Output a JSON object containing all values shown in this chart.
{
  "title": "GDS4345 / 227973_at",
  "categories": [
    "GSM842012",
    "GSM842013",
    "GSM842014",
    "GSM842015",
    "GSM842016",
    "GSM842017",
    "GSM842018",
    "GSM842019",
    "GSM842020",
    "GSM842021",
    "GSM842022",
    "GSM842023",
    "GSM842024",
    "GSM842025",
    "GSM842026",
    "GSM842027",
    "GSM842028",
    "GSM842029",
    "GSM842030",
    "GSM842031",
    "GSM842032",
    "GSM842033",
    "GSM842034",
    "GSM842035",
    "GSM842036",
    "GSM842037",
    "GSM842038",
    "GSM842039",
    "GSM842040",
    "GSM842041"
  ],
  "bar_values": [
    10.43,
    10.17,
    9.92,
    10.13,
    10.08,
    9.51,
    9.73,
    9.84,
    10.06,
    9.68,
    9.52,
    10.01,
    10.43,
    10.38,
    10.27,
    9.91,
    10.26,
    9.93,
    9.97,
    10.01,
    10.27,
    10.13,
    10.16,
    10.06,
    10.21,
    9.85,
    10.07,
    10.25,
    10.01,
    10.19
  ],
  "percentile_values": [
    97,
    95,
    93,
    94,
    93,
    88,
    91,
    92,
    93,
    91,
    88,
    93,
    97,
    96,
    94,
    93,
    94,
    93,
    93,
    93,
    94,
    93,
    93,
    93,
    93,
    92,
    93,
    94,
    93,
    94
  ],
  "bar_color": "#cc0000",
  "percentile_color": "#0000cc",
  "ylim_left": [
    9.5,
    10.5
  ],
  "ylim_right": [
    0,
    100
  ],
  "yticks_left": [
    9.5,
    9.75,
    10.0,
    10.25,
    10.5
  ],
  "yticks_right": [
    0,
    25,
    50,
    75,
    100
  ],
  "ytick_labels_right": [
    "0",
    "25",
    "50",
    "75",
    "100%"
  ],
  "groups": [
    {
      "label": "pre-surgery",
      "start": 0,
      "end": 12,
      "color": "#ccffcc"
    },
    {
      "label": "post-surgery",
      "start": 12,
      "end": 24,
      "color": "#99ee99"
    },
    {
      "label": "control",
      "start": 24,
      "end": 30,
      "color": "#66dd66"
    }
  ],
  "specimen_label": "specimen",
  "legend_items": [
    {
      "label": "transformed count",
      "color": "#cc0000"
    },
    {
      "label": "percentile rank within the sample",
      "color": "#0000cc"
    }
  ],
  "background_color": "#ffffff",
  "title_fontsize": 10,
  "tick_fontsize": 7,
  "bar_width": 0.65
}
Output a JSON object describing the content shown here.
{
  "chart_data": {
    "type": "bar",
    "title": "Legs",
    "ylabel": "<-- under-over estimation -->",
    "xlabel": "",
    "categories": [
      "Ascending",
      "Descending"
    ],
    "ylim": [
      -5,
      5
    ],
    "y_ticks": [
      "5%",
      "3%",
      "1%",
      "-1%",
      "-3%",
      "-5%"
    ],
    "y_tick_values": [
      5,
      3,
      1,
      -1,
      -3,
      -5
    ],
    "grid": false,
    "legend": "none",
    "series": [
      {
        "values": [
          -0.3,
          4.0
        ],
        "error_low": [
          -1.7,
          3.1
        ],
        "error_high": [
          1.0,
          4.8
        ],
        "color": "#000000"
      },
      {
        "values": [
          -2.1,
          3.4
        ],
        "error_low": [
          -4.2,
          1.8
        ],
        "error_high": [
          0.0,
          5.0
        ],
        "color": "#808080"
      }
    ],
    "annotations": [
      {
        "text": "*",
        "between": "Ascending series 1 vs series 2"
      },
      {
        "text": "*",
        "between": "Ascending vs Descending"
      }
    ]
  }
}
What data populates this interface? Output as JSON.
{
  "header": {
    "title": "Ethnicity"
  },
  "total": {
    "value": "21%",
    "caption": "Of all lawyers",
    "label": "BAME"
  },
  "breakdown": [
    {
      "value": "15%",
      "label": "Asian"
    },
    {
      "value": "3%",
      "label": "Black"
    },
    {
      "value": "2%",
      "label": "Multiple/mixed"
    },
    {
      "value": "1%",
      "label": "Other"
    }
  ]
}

++++++

■ Written instruction
Using the listing above, reproduce each line without omission.

■ Solution below
Output a JSON object containing all values shown in this chart.
{
  "title": "GDS4345 / 227973_at",
  "categories": [
    "GSM842012",
    "GSM842013",
    "GSM842014",
    "GSM842015",
    "GSM842016",
    "GSM842017",
    "GSM842018",
    "GSM842019",
    "GSM842020",
    "GSM842021",
    "GSM842022",
    "GSM842023",
    "GSM842024",
    "GSM842025",
    "GSM842026",
    "GSM842027",
    "GSM842028",
    "GSM842029",
    "GSM842030",
    "GSM842031",
    "GSM842032",
    "GSM842033",
    "GSM842034",
    "GSM842035",
    "GSM842036",
    "GSM842037",
    "GSM842038",
    "GSM842039",
    "GSM842040",
    "GSM842041"
  ],
  "bar_values": [
    10.43,
    10.17,
    9.92,
    10.13,
    10.08,
    9.51,
    9.73,
    9.84,
    10.06,
    9.68,
    9.52,
    10.01,
    10.43,
    10.38,
    10.27,
    9.91,
    10.26,
    9.93,
    9.97,
    10.01,
    10.27,
    10.13,
    10.16,
    10.06,
    10.21,
    9.85,
    10.07,
    10.25,
    10.01,
    10.19
  ],
  "percentile_values": [
    97,
    95,
    93,
    94,
    93,
    88,
    91,
    92,
    93,
    91,
    88,
    93,
    97,
    96,
    94,
    93,
    94,
    93,
    93,
    93,
    94,
    93,
    93,
    93,
    93,
    92,
    93,
    94,
    93,
    94
  ],
  "bar_color": "#cc0000",
  "percentile_color": "#0000cc",
  "ylim_left": [
    9.5,
    10.5
  ],
  "ylim_right": [
    0,
    100
  ],
  "yticks_left": [
    9.5,
    9.75,
    10.0,
    10.25,
    10.5
  ],
  "yticks_right": [
    0,
    25,
    50,
    75,
    100
  ],
  "ytick_labels_right": [
    "0",
    "25",
    "50",
    "75",
    "100%"
  ],
  "groups": [
    {
      "label": "pre-surgery",
      "start": 0,
      "end": 12,
      "color": "#ccffcc"
    },
    {
      "label": "post-surgery",
      "start": 12,
      "end": 24,
      "color": "#99ee99"
    },
    {
      "label": "control",
      "start": 24,
      "end": 30,
      "color": "#66dd66"
    }
  ],
  "specimen_label": "specimen",
  "legend_items": [
    {
      "label": "transformed count",
      "color": "#cc0000"
    },
    {
      "label": "percentile rank within the sample",
      "color": "#0000cc"
    }
  ],
  "background_color": "#ffffff",
  "title_fontsize": 10,
  "tick_fontsize": 7,
  "bar_width": 0.65
}
Output a JSON object describing the content shown here.
{
  "chart_data": {
    "type": "bar",
    "title": "Legs",
    "ylabel": "<-- under-over estimation -->",
    "xlabel": "",
    "categories": [
      "Ascending",
      "Descending"
    ],
    "ylim": [
      -5,
      5
    ],
    "y_ticks": [
      "5%",
      "3%",
      "1%",
      "-1%",
      "-3%",
      "-5%"
    ],
    "y_tick_values": [
      5,
      3,
      1,
      -1,
      -3,
      -5
    ],
    "grid": false,
    "legend": "none",
    "series": [
      {
        "values": [
          -0.3,
          4.0
        ],
        "error_low": [
          -1.7,
          3.1
        ],
        "error_high": [
          1.0,
          4.8
        ],
        "color": "#000000"
      },
      {
        "values": [
          -2.1,
          3.4
        ],
        "error_low": [
          -4.2,
          1.8
        ],
        "error_high": [
          0.0,
          5.0
        ],
        "color": "#808080"
      }
    ],
    "annotations": [
      {
        "text": "*",
        "between": "Ascending series 1 vs series 2"
      },
      {
        "text": "*",
        "between": "Ascending vs Descending"
      }
    ]
  }
}
What data populates this interface? Output as JSON.
{
  "header": {
    "title": "Ethnicity"
  },
  "total": {
    "value": "21%",
    "caption": "Of all lawyers",
    "label": "BAME"
  },
  "breakdown": [
    {
      "value": "15%",
      "label": "Asian"
    },
    {
      "value": "3%",
      "label": "Black"
    },
    {
      "value": "2%",
      "label": "Multiple/mixed"
    },
    {
      "value": "1%",
      "label": "Other"
    }
  ]
}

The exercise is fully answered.